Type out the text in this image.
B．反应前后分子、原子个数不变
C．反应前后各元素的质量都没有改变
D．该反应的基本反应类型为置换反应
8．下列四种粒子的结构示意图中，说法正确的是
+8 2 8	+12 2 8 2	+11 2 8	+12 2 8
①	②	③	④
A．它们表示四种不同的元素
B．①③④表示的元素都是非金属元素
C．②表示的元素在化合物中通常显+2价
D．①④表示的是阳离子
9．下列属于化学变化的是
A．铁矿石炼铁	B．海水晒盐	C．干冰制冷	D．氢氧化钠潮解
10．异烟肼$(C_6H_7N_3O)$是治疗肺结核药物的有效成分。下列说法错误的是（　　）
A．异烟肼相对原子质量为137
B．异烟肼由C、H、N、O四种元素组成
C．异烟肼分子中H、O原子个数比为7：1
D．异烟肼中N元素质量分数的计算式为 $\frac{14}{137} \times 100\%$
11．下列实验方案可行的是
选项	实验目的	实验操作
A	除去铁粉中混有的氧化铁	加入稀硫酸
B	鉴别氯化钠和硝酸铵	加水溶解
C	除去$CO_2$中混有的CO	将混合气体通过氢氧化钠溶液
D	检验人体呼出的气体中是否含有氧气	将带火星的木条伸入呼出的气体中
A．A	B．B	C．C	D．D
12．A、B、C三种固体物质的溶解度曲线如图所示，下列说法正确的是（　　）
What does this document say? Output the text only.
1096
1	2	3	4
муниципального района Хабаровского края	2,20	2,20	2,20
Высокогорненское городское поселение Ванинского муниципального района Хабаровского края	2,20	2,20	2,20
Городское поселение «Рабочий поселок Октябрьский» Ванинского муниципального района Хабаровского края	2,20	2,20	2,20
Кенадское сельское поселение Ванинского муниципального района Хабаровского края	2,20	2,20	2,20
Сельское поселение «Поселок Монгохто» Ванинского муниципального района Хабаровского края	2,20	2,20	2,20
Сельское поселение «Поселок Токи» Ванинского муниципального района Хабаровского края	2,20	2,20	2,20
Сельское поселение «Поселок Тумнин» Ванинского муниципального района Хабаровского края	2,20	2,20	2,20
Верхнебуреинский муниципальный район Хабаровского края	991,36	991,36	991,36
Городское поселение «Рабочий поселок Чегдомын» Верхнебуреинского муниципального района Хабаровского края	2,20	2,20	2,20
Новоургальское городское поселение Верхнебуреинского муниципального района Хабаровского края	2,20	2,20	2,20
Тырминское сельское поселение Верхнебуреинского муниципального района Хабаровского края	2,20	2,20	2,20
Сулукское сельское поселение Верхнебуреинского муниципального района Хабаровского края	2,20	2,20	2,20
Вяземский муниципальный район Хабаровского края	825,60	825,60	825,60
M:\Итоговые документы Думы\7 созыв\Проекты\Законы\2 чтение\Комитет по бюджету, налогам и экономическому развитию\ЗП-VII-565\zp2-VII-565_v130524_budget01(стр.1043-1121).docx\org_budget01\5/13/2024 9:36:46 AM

————

What is the number of lines in the data that hold the string "text"? Answer with the number only.

2